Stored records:
>> START
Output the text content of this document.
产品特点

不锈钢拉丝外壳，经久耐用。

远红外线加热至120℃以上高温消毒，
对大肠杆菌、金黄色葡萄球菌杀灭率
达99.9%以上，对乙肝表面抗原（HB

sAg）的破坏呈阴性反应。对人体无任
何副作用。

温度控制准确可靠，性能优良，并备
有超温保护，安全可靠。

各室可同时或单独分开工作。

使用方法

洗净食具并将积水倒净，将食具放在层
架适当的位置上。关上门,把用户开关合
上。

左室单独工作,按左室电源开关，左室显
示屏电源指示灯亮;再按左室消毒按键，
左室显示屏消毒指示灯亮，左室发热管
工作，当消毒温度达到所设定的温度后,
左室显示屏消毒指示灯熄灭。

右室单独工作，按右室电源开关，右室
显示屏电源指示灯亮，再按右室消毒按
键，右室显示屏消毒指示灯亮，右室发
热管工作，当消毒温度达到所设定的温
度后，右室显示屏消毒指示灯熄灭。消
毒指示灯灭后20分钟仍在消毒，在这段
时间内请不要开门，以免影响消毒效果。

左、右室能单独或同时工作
>> END
• _WHAT TO PRODUCE_:
Each line above is to be repeated exactly.

• _OUTPUT FOR THIS TASK_:
Output the text content of this document.
产品特点

不锈钢拉丝外壳，经久耐用。

远红外线加热至120℃以上高温消毒，
对大肠杆菌、金黄色葡萄球菌杀灭率
达99.9%以上，对乙肝表面抗原（HB

sAg）的破坏呈阴性反应。对人体无任
何副作用。

温度控制准确可靠，性能优良，并备
有超温保护，安全可靠。

各室可同时或单独分开工作。

使用方法

洗净食具并将积水倒净，将食具放在层
架适当的位置上。关上门,把用户开关合
上。

左室单独工作,按左室电源开关，左室显
示屏电源指示灯亮;再按左室消毒按键，
左室显示屏消毒指示灯亮，左室发热管
工作，当消毒温度达到所设定的温度后,
左室显示屏消毒指示灯熄灭。

右室单独工作，按右室电源开关，右室
显示屏电源指示灯亮，再按右室消毒按
键，右室显示屏消毒指示灯亮，右室发
热管工作，当消毒温度达到所设定的温
度后，右室显示屏消毒指示灯熄灭。消
毒指示灯灭后20分钟仍在消毒，在这段
时间内请不要开门，以免影响消毒效果。

左、右室能单独或同时工作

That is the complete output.